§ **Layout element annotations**
=======
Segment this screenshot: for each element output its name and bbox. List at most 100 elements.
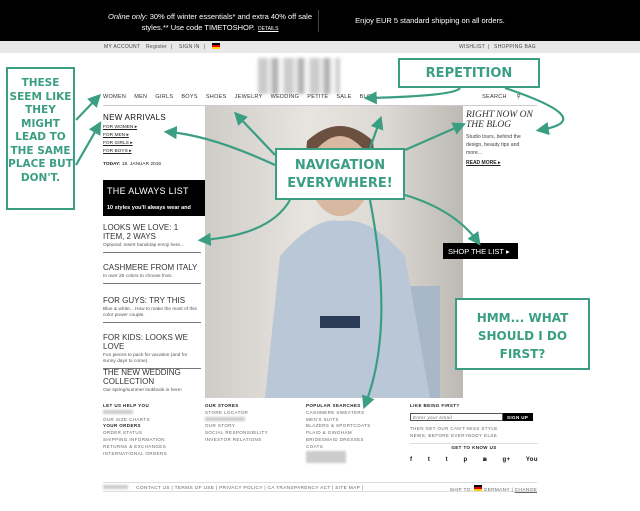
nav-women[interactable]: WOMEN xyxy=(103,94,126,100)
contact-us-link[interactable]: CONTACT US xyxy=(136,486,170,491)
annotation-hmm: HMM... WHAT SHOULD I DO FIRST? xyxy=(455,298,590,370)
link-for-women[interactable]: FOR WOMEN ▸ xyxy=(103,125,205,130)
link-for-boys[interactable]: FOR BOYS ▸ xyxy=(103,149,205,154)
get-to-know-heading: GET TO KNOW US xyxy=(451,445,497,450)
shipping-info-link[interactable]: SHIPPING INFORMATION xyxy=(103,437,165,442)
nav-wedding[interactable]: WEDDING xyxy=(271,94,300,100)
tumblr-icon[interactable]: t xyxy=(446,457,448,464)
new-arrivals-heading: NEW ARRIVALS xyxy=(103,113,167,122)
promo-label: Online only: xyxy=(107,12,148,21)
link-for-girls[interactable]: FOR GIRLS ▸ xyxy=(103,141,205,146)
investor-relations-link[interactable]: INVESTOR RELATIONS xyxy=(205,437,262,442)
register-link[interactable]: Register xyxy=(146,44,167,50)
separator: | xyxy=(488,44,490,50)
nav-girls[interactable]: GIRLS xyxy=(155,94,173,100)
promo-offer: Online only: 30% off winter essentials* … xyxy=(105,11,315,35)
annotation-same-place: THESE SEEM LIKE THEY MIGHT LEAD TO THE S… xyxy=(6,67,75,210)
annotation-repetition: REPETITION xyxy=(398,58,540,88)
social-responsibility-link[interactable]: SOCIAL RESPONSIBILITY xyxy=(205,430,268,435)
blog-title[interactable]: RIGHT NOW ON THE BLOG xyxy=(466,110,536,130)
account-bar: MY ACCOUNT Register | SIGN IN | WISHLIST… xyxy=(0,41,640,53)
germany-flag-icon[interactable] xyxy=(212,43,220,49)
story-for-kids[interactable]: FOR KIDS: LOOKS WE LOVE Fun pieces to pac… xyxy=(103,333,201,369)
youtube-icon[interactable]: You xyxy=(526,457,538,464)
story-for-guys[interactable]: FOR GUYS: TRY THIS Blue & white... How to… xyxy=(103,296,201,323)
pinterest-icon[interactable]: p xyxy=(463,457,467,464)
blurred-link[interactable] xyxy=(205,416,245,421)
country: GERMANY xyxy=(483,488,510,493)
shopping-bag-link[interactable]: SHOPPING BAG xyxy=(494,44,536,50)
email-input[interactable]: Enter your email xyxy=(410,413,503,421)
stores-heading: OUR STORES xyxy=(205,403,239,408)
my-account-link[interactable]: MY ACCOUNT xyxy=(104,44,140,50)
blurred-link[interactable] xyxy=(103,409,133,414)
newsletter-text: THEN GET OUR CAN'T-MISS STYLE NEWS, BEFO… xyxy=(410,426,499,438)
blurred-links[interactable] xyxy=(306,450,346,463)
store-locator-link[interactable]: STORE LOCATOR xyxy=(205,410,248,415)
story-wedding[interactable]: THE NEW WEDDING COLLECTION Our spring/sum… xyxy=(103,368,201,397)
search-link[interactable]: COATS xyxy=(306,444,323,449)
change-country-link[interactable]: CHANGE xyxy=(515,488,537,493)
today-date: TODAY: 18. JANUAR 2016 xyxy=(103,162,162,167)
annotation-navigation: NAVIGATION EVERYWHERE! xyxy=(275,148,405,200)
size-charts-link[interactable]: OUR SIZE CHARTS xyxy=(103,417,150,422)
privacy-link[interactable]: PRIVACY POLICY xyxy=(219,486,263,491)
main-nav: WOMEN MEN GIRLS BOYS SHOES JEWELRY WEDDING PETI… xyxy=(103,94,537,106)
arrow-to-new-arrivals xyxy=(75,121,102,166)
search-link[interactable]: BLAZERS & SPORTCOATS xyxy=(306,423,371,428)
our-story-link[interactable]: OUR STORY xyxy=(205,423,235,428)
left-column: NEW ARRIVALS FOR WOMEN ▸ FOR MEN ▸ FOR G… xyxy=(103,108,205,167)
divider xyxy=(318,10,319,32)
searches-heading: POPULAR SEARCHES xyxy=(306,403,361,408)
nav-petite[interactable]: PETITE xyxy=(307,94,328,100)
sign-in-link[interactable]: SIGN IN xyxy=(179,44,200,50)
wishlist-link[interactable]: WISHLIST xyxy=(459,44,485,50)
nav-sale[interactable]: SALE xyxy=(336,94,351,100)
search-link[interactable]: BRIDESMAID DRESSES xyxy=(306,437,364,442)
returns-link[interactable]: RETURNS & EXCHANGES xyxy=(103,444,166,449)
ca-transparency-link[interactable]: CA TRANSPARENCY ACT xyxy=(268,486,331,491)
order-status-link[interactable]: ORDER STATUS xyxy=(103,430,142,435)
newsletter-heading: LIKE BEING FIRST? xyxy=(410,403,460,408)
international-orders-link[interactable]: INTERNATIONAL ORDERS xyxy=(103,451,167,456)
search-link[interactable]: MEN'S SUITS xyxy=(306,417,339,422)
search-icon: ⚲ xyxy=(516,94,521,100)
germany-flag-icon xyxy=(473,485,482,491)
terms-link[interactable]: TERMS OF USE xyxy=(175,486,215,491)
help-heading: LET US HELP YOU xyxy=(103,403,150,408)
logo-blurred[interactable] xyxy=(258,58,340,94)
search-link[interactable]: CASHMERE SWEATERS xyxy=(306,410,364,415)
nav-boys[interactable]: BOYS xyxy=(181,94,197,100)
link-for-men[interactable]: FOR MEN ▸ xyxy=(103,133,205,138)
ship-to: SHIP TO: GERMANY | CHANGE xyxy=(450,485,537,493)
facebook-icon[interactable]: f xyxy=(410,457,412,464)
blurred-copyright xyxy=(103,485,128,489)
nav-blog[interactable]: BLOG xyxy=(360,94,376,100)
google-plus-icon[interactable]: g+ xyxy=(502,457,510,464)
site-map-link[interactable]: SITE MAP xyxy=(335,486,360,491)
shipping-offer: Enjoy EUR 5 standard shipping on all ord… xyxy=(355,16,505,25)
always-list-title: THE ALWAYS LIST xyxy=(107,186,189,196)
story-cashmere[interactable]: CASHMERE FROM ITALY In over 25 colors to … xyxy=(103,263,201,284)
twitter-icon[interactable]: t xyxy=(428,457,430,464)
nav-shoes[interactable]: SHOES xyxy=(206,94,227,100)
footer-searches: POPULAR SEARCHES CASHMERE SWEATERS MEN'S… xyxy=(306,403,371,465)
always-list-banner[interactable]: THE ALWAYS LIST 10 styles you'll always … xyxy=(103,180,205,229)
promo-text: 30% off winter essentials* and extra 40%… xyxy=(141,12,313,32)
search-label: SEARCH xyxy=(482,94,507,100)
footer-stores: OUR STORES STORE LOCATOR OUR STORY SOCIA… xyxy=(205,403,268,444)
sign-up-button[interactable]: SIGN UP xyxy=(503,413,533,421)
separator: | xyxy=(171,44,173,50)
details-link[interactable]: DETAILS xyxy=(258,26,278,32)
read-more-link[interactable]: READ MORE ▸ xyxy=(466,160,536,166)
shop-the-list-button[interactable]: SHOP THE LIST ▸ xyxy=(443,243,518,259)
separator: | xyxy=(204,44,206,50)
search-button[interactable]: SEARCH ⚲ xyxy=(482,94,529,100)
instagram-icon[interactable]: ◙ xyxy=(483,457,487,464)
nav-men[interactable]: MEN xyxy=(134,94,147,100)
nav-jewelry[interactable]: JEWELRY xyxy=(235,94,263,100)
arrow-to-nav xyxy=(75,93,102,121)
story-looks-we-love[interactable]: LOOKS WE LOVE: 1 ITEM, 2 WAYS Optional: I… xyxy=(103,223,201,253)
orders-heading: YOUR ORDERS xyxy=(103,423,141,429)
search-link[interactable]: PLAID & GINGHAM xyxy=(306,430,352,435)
=======
§ **EXERCISE AIM**
Can you print the entire listing above line for line, without the pictures?

§ **SOLUTION FOR THIS TASK**
Segment this screenshot: for each element output its name and bbox. List at most 100 elements.
nav-women[interactable]: WOMEN xyxy=(103,94,126,100)
contact-us-link[interactable]: CONTACT US xyxy=(136,486,170,491)
annotation-hmm: HMM... WHAT SHOULD I DO FIRST? xyxy=(455,298,590,370)
link-for-women[interactable]: FOR WOMEN ▸ xyxy=(103,125,205,130)
link-for-boys[interactable]: FOR BOYS ▸ xyxy=(103,149,205,154)
get-to-know-heading: GET TO KNOW US xyxy=(451,445,497,450)
shipping-info-link[interactable]: SHIPPING INFORMATION xyxy=(103,437,165,442)
nav-wedding[interactable]: WEDDING xyxy=(271,94,300,100)
tumblr-icon[interactable]: t xyxy=(446,457,448,464)
new-arrivals-heading: NEW ARRIVALS xyxy=(103,113,167,122)
promo-label: Online only: xyxy=(107,12,148,21)
link-for-girls[interactable]: FOR GIRLS ▸ xyxy=(103,141,205,146)
investor-relations-link[interactable]: INVESTOR RELATIONS xyxy=(205,437,262,442)
register-link[interactable]: Register xyxy=(146,44,167,50)
separator: | xyxy=(488,44,490,50)
nav-girls[interactable]: GIRLS xyxy=(155,94,173,100)
promo-offer: Online only: 30% off winter essentials* … xyxy=(105,11,315,35)
annotation-same-place: THESE SEEM LIKE THEY MIGHT LEAD TO THE S… xyxy=(6,67,75,210)
annotation-repetition: REPETITION xyxy=(398,58,540,88)
social-responsibility-link[interactable]: SOCIAL RESPONSIBILITY xyxy=(205,430,268,435)
blog-title[interactable]: RIGHT NOW ON THE BLOG xyxy=(466,110,536,130)
account-bar: MY ACCOUNT Register | SIGN IN | WISHLIST… xyxy=(0,41,640,53)
germany-flag-icon[interactable] xyxy=(212,43,220,49)
story-for-kids[interactable]: FOR KIDS: LOOKS WE LOVE Fun pieces to pac… xyxy=(103,333,201,369)
youtube-icon[interactable]: You xyxy=(526,457,538,464)
story-for-guys[interactable]: FOR GUYS: TRY THIS Blue & white... How to… xyxy=(103,296,201,323)
pinterest-icon[interactable]: p xyxy=(463,457,467,464)
blurred-link[interactable] xyxy=(205,416,245,421)
country: GERMANY xyxy=(483,488,510,493)
shopping-bag-link[interactable]: SHOPPING BAG xyxy=(494,44,536,50)
email-input[interactable]: Enter your email xyxy=(410,413,503,421)
stores-heading: OUR STORES xyxy=(205,403,239,408)
my-account-link[interactable]: MY ACCOUNT xyxy=(104,44,140,50)
blurred-link[interactable] xyxy=(103,409,133,414)
newsletter-text: THEN GET OUR CAN'T-MISS STYLE NEWS, BEFO… xyxy=(410,426,499,438)
blurred-links[interactable] xyxy=(306,450,346,463)
store-locator-link[interactable]: STORE LOCATOR xyxy=(205,410,248,415)
story-wedding[interactable]: THE NEW WEDDING COLLECTION Our spring/sum… xyxy=(103,368,201,397)
search-link[interactable]: COATS xyxy=(306,444,323,449)
change-country-link[interactable]: CHANGE xyxy=(515,488,537,493)
today-date: TODAY: 18. JANUAR 2016 xyxy=(103,162,162,167)
annotation-navigation: NAVIGATION EVERYWHERE! xyxy=(275,148,405,200)
size-charts-link[interactable]: OUR SIZE CHARTS xyxy=(103,417,150,422)
privacy-link[interactable]: PRIVACY POLICY xyxy=(219,486,263,491)
main-nav: WOMEN MEN GIRLS BOYS SHOES JEWELRY WEDDING PETI… xyxy=(103,94,537,106)
arrow-to-new-arrivals xyxy=(75,121,102,166)
search-link[interactable]: BLAZERS & SPORTCOATS xyxy=(306,423,371,428)
our-story-link[interactable]: OUR STORY xyxy=(205,423,235,428)
left-column: NEW ARRIVALS FOR WOMEN ▸ FOR MEN ▸ FOR G… xyxy=(103,108,205,167)
divider xyxy=(318,10,319,32)
searches-heading: POPULAR SEARCHES xyxy=(306,403,361,408)
nav-petite[interactable]: PETITE xyxy=(307,94,328,100)
sign-in-link[interactable]: SIGN IN xyxy=(179,44,200,50)
wishlist-link[interactable]: WISHLIST xyxy=(459,44,485,50)
nav-sale[interactable]: SALE xyxy=(336,94,351,100)
search-link[interactable]: BRIDESMAID DRESSES xyxy=(306,437,364,442)
returns-link[interactable]: RETURNS & EXCHANGES xyxy=(103,444,166,449)
ca-transparency-link[interactable]: CA TRANSPARENCY ACT xyxy=(268,486,331,491)
order-status-link[interactable]: ORDER STATUS xyxy=(103,430,142,435)
newsletter-heading: LIKE BEING FIRST? xyxy=(410,403,460,408)
international-orders-link[interactable]: INTERNATIONAL ORDERS xyxy=(103,451,167,456)
search-link[interactable]: MEN'S SUITS xyxy=(306,417,339,422)
search-icon: ⚲ xyxy=(516,94,521,100)
germany-flag-icon xyxy=(473,485,482,491)
terms-link[interactable]: TERMS OF USE xyxy=(175,486,215,491)
help-heading: LET US HELP YOU xyxy=(103,403,150,408)
logo-blurred[interactable] xyxy=(258,58,340,94)
search-link[interactable]: CASHMERE SWEATERS xyxy=(306,410,364,415)
nav-boys[interactable]: BOYS xyxy=(181,94,197,100)
link-for-men[interactable]: FOR MEN ▸ xyxy=(103,133,205,138)
ship-to: SHIP TO: GERMANY | CHANGE xyxy=(450,485,537,493)
facebook-icon[interactable]: f xyxy=(410,457,412,464)
blurred-copyright xyxy=(103,485,128,489)
nav-blog[interactable]: BLOG xyxy=(360,94,376,100)
google-plus-icon[interactable]: g+ xyxy=(502,457,510,464)
site-map-link[interactable]: SITE MAP xyxy=(335,486,360,491)
shipping-offer: Enjoy EUR 5 standard shipping on all ord… xyxy=(355,16,505,25)
always-list-title: THE ALWAYS LIST xyxy=(107,186,189,196)
story-cashmere[interactable]: CASHMERE FROM ITALY In over 25 colors to … xyxy=(103,263,201,284)
twitter-icon[interactable]: t xyxy=(428,457,430,464)
nav-shoes[interactable]: SHOES xyxy=(206,94,227,100)
footer-searches: POPULAR SEARCHES CASHMERE SWEATERS MEN'S… xyxy=(306,403,371,465)
always-list-banner[interactable]: THE ALWAYS LIST 10 styles you'll always … xyxy=(103,180,205,229)
promo-text: 30% off winter essentials* and extra 40%… xyxy=(141,12,313,32)
search-label: SEARCH xyxy=(482,94,507,100)
footer-stores: OUR STORES STORE LOCATOR OUR STORY SOCIA… xyxy=(205,403,268,444)
sign-up-button[interactable]: SIGN UP xyxy=(503,413,533,421)
separator: | xyxy=(171,44,173,50)
details-link[interactable]: DETAILS xyxy=(258,26,278,32)
read-more-link[interactable]: READ MORE ▸ xyxy=(466,160,536,166)
shop-the-list-button[interactable]: SHOP THE LIST ▸ xyxy=(443,243,518,259)
separator: | xyxy=(204,44,206,50)
search-button[interactable]: SEARCH ⚲ xyxy=(482,94,529,100)
instagram-icon[interactable]: ◙ xyxy=(483,457,487,464)
nav-men[interactable]: MEN xyxy=(134,94,147,100)
nav-jewelry[interactable]: JEWELRY xyxy=(235,94,263,100)
arrow-to-nav xyxy=(75,93,102,121)
story-looks-we-love[interactable]: LOOKS WE LOVE: 1 ITEM, 2 WAYS Optional: I… xyxy=(103,223,201,253)
orders-heading: YOUR ORDERS xyxy=(103,423,141,429)
search-link[interactable]: PLAID & GINGHAM xyxy=(306,430,352,435)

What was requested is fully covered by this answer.